» **Action item**
Scan the records for "between" and copy each line that contains it.

══ Exercise material ══

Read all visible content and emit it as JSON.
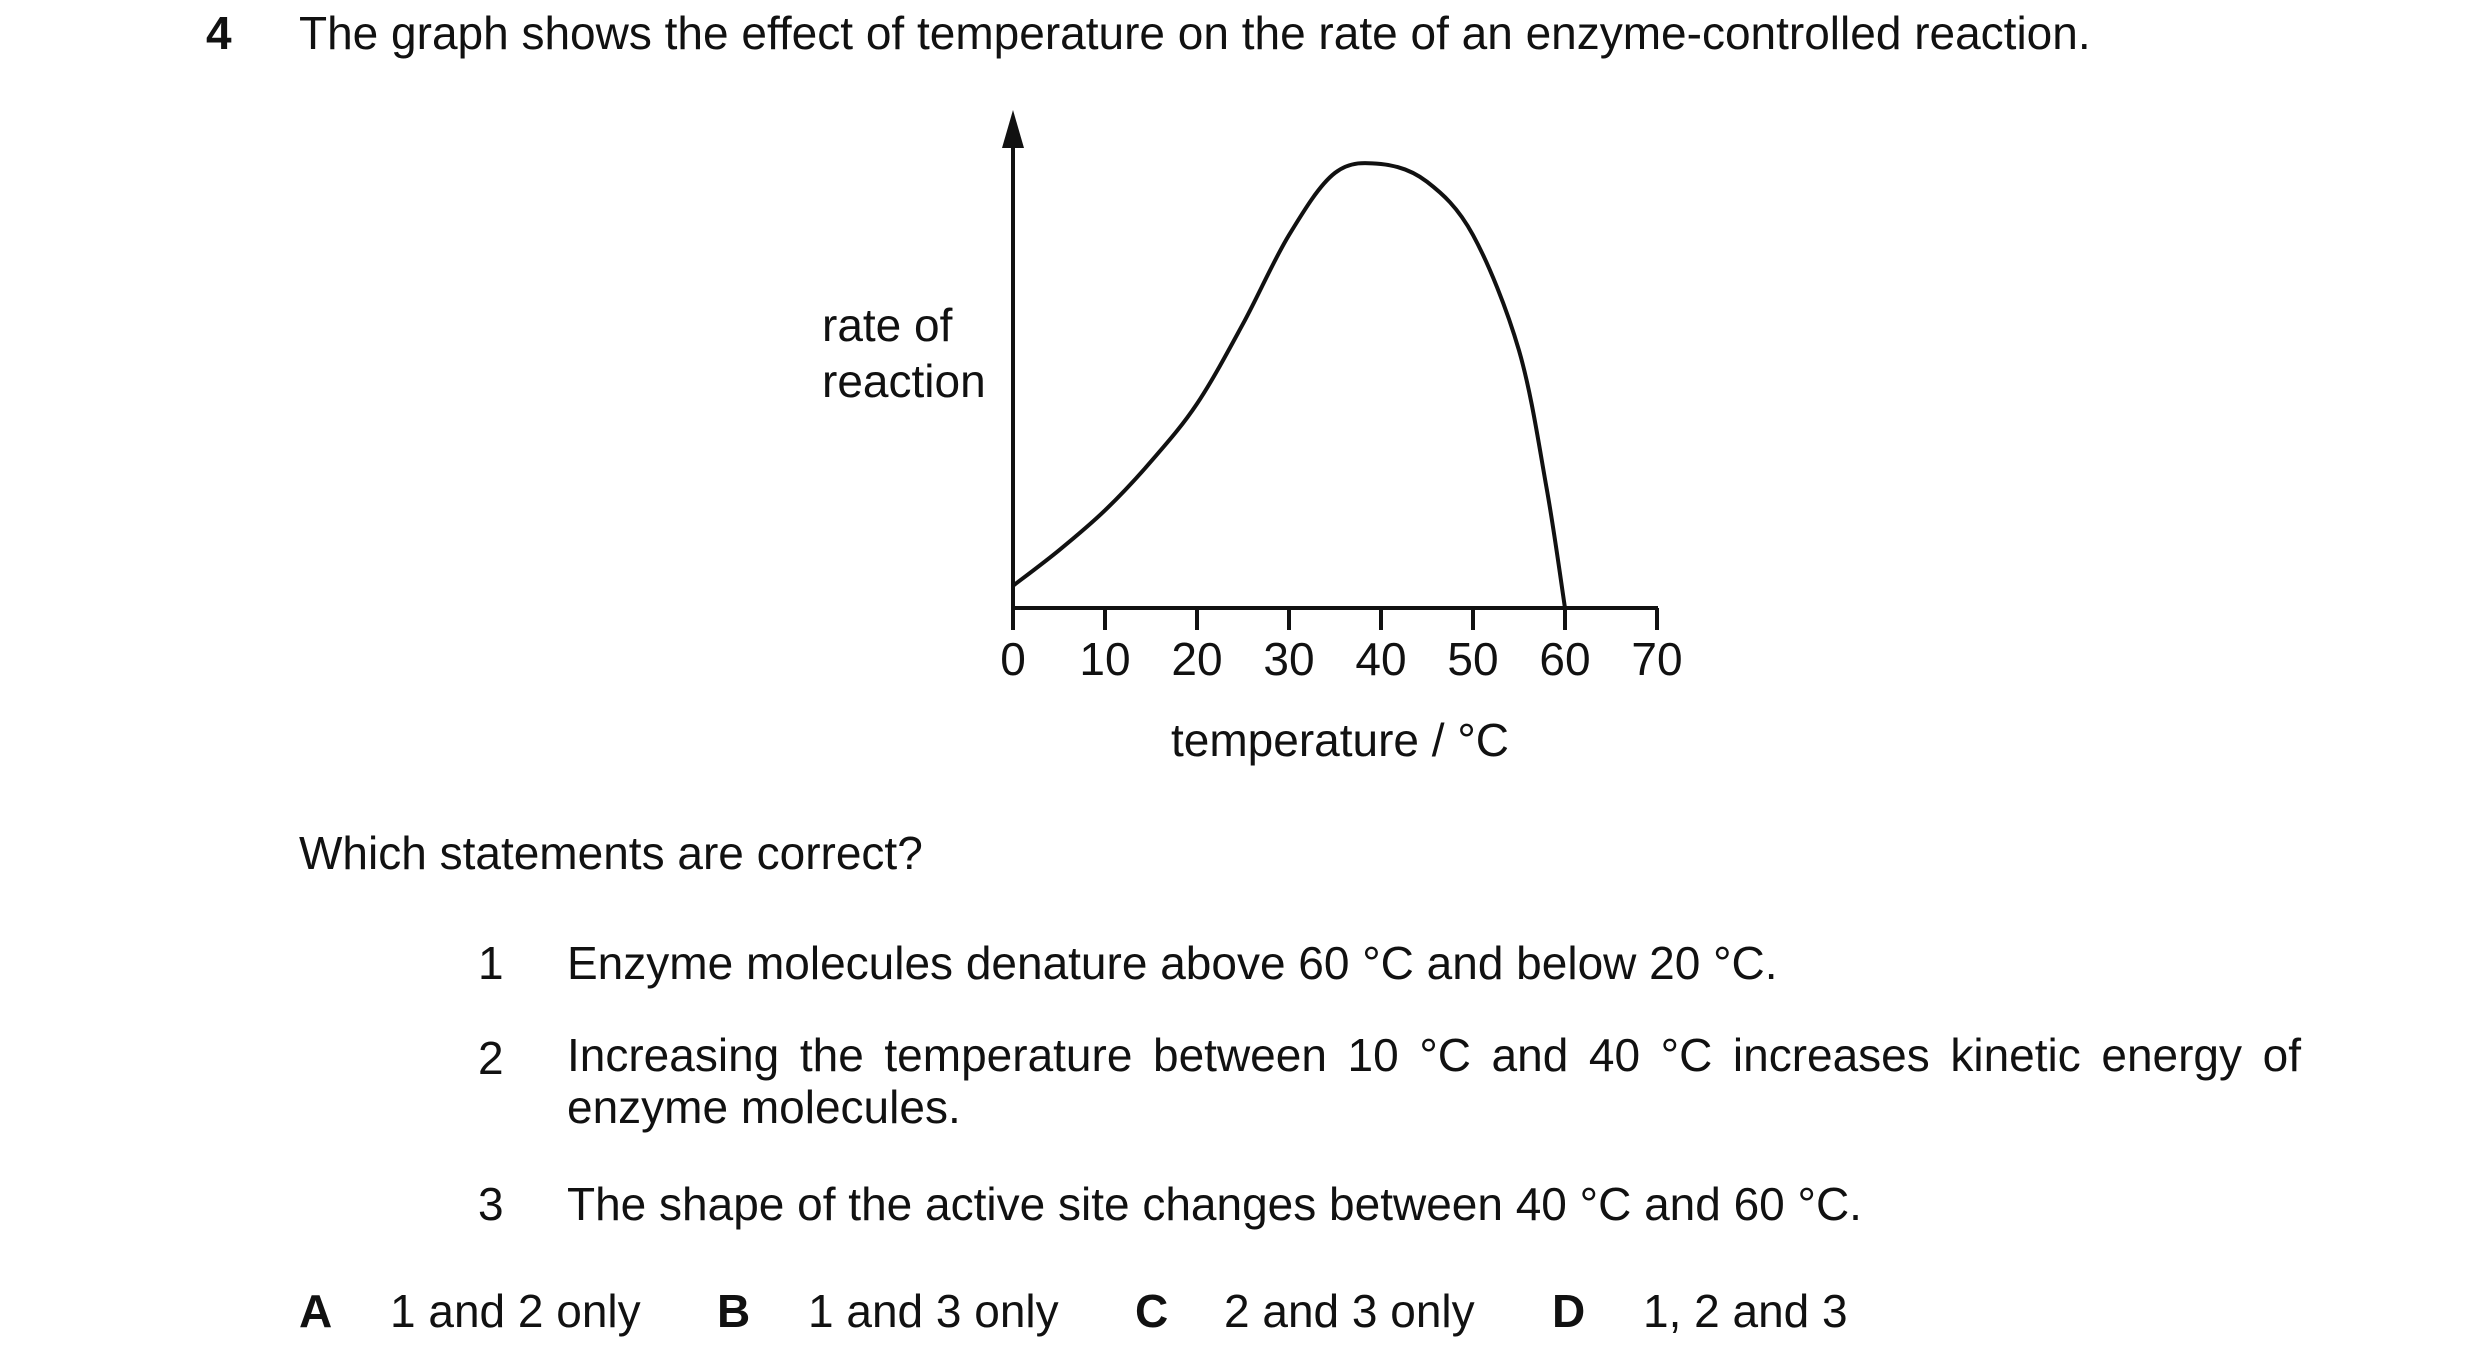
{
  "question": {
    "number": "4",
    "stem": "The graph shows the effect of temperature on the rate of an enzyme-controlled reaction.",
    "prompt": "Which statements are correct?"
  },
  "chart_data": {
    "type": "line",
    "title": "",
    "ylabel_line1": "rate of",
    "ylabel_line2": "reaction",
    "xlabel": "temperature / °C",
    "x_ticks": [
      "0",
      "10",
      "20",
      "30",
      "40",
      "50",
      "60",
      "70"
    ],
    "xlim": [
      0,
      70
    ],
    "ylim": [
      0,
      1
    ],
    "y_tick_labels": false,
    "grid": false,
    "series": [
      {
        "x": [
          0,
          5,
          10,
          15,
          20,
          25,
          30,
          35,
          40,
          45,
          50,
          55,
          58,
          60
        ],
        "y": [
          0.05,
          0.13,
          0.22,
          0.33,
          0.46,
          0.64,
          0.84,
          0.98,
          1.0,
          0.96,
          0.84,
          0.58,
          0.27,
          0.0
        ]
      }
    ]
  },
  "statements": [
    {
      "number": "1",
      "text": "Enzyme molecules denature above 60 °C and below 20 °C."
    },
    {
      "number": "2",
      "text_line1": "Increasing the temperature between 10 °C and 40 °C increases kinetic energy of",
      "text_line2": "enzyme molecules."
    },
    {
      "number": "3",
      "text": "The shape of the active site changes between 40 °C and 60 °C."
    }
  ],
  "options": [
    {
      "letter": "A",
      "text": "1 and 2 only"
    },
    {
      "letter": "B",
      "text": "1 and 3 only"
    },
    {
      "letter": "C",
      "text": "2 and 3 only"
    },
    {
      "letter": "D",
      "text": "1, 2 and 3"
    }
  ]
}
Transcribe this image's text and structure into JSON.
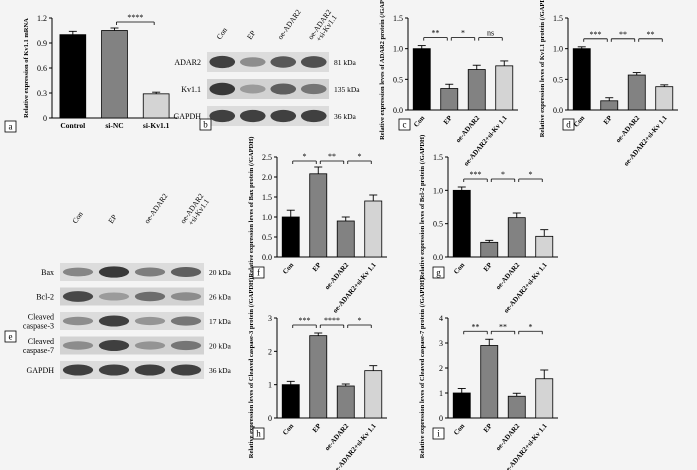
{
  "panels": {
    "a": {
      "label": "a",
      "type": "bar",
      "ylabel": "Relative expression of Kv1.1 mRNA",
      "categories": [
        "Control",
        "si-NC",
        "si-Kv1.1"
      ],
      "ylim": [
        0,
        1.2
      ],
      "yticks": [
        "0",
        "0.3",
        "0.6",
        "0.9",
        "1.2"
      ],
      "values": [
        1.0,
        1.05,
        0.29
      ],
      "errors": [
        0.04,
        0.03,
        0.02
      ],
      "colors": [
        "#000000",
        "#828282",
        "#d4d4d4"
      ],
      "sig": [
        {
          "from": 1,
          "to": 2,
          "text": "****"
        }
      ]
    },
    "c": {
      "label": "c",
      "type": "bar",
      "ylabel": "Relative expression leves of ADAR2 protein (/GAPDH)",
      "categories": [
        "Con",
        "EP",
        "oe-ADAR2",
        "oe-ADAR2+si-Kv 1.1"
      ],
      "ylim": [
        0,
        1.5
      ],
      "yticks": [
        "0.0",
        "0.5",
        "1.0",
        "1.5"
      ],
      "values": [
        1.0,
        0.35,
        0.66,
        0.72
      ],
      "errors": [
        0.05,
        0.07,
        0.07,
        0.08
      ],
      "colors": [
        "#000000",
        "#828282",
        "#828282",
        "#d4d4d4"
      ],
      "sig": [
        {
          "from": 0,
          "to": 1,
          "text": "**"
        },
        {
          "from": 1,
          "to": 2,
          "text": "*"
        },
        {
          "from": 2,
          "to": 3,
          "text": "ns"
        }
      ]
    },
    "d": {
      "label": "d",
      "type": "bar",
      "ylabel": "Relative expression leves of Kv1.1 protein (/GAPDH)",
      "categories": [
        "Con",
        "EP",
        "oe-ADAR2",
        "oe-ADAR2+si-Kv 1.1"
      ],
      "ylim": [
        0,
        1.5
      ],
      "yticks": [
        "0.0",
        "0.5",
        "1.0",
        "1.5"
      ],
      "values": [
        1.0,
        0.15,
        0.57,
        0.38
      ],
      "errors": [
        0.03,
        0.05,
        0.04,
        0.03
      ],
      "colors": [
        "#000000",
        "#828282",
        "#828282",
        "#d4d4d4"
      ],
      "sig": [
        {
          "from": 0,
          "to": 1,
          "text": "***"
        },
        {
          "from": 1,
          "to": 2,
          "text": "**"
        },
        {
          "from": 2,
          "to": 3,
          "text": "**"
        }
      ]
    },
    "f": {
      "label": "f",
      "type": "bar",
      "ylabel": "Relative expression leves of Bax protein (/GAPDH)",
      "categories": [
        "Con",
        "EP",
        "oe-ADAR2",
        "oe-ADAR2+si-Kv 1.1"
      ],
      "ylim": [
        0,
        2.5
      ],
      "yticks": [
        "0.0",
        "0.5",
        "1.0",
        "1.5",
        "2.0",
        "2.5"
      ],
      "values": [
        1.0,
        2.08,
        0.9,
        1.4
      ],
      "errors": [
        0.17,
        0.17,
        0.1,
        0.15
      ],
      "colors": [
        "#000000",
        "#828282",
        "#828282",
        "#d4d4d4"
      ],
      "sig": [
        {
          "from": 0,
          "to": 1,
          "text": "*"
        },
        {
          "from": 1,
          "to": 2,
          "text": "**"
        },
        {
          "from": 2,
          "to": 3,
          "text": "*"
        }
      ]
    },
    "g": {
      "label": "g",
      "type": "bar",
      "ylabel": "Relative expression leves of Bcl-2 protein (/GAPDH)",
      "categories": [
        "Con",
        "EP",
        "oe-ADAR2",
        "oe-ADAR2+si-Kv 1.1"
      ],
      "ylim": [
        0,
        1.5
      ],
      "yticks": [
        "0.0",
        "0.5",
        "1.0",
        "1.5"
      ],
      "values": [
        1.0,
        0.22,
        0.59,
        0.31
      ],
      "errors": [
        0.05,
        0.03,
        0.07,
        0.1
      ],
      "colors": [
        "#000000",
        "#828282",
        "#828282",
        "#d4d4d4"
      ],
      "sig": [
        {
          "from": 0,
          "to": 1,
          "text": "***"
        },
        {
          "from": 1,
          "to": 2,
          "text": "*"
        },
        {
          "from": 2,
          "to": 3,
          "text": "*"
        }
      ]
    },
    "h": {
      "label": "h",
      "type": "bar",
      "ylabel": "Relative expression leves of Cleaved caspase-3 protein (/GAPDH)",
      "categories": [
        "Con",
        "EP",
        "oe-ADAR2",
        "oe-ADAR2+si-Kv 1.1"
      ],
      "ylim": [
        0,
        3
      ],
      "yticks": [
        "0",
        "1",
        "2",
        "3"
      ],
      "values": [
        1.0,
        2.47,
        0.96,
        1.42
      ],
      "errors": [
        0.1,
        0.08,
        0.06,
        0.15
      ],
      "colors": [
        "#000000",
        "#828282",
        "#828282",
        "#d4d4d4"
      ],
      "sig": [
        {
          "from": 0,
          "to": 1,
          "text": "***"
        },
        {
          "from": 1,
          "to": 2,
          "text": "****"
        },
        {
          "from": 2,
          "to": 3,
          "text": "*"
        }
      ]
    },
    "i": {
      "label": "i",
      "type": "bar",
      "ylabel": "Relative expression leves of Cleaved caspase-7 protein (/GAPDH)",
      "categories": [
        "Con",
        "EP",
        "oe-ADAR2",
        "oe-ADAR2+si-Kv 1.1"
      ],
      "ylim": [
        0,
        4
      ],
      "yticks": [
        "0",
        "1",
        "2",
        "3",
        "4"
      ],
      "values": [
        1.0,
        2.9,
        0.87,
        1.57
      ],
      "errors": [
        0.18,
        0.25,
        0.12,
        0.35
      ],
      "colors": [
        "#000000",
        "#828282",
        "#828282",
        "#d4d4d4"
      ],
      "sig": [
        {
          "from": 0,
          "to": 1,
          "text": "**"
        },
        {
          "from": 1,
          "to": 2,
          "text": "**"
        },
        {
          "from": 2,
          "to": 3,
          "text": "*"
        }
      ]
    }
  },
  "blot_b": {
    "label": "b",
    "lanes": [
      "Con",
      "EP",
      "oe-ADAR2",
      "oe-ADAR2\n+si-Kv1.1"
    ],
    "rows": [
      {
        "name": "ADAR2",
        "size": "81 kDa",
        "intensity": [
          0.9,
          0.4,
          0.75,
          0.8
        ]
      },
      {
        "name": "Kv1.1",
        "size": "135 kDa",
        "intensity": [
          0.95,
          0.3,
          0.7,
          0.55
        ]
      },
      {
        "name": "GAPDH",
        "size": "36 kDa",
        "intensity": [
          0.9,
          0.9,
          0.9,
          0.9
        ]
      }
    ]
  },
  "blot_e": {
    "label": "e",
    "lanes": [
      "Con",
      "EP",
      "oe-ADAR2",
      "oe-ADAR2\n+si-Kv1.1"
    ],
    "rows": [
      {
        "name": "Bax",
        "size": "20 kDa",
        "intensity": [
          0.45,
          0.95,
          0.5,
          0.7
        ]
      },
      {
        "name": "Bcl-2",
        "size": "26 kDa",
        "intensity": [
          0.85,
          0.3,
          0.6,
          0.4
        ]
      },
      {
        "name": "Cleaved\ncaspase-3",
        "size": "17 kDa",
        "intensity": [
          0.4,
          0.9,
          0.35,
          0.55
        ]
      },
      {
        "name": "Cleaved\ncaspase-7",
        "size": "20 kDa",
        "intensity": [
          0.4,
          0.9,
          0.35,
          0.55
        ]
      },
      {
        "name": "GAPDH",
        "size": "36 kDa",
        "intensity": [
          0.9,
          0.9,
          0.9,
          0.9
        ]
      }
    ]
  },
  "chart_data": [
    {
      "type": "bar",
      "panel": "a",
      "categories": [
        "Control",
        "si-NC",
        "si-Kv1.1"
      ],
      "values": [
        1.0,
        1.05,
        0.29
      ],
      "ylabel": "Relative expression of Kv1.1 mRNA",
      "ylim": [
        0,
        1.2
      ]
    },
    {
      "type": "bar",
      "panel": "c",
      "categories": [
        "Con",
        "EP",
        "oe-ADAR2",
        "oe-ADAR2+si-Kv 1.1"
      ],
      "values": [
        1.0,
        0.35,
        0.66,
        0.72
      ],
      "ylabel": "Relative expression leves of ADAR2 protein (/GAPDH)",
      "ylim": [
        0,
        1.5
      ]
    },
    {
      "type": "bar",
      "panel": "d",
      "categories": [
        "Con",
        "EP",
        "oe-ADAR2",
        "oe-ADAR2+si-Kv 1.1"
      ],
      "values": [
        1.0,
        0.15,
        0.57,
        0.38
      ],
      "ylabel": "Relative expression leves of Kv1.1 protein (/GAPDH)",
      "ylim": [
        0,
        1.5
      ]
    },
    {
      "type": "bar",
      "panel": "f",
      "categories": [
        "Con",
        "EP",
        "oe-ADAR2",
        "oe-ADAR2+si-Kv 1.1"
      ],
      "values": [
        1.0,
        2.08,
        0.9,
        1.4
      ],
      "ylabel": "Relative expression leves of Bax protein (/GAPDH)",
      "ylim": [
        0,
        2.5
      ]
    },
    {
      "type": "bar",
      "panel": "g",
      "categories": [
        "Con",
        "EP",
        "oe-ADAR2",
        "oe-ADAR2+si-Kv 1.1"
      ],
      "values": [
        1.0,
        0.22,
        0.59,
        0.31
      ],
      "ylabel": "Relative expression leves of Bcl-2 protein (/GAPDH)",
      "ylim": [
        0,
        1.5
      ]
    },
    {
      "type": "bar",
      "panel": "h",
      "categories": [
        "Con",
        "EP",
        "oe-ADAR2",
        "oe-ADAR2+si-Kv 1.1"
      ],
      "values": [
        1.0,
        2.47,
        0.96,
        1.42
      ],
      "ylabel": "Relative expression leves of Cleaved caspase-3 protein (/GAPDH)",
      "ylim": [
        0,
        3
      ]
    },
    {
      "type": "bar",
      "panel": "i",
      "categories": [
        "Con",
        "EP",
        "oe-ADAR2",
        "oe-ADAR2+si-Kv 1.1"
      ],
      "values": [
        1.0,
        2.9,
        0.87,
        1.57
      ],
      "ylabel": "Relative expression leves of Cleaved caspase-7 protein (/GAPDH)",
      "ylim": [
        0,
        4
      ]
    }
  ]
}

═══

» **Solution to this task**
      "text_line1": "Increasing the temperature between 10 °C and 40 °C increases kinetic energy of",
      "text": "The shape of the active site changes between 40 °C and 60 °C."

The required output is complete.